Will you give every entry again exactly as it stands?

Stored items:
++++

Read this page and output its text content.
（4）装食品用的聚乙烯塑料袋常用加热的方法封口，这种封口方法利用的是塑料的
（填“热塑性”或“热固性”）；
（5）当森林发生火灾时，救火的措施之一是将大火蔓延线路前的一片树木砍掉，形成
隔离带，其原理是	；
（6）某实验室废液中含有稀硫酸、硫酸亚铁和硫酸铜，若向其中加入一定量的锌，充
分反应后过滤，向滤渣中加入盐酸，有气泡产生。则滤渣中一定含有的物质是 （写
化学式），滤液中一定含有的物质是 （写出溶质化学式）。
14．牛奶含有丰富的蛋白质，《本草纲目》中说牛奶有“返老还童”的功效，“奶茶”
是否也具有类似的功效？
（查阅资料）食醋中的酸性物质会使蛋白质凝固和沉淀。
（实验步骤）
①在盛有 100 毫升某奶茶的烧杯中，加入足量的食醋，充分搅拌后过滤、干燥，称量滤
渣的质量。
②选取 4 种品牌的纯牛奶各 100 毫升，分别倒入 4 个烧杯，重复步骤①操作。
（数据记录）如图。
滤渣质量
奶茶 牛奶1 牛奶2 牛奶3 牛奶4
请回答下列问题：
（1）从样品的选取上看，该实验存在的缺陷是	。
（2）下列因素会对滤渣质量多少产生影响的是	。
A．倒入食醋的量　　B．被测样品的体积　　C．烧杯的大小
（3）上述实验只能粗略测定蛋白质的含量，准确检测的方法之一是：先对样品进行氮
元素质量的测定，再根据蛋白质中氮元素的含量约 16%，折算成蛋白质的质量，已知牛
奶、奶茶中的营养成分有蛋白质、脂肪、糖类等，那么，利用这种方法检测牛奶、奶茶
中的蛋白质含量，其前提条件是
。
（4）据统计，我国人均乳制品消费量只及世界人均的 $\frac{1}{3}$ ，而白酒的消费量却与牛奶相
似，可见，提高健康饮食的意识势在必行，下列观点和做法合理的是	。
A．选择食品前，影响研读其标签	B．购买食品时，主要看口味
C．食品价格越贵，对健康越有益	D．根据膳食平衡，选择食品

++++

COMPLETED TASK »
Read this page and output its text content.
（4）装食品用的聚乙烯塑料袋常用加热的方法封口，这种封口方法利用的是塑料的
（填“热塑性”或“热固性”）；
（5）当森林发生火灾时，救火的措施之一是将大火蔓延线路前的一片树木砍掉，形成
隔离带，其原理是	；
（6）某实验室废液中含有稀硫酸、硫酸亚铁和硫酸铜，若向其中加入一定量的锌，充
分反应后过滤，向滤渣中加入盐酸，有气泡产生。则滤渣中一定含有的物质是 （写
化学式），滤液中一定含有的物质是 （写出溶质化学式）。
14．牛奶含有丰富的蛋白质，《本草纲目》中说牛奶有“返老还童”的功效，“奶茶”
是否也具有类似的功效？
（查阅资料）食醋中的酸性物质会使蛋白质凝固和沉淀。
（实验步骤）
①在盛有 100 毫升某奶茶的烧杯中，加入足量的食醋，充分搅拌后过滤、干燥，称量滤
渣的质量。
②选取 4 种品牌的纯牛奶各 100 毫升，分别倒入 4 个烧杯，重复步骤①操作。
（数据记录）如图。
滤渣质量
奶茶 牛奶1 牛奶2 牛奶3 牛奶4
请回答下列问题：
（1）从样品的选取上看，该实验存在的缺陷是	。
（2）下列因素会对滤渣质量多少产生影响的是	。
A．倒入食醋的量　　B．被测样品的体积　　C．烧杯的大小
（3）上述实验只能粗略测定蛋白质的含量，准确检测的方法之一是：先对样品进行氮
元素质量的测定，再根据蛋白质中氮元素的含量约 16%，折算成蛋白质的质量，已知牛
奶、奶茶中的营养成分有蛋白质、脂肪、糖类等，那么，利用这种方法检测牛奶、奶茶
中的蛋白质含量，其前提条件是
。
（4）据统计，我国人均乳制品消费量只及世界人均的 $\frac{1}{3}$ ，而白酒的消费量却与牛奶相
似，可见，提高健康饮食的意识势在必行，下列观点和做法合理的是	。
A．选择食品前，影响研读其标签	B．购买食品时，主要看口味
C．食品价格越贵，对健康越有益	D．根据膳食平衡，选择食品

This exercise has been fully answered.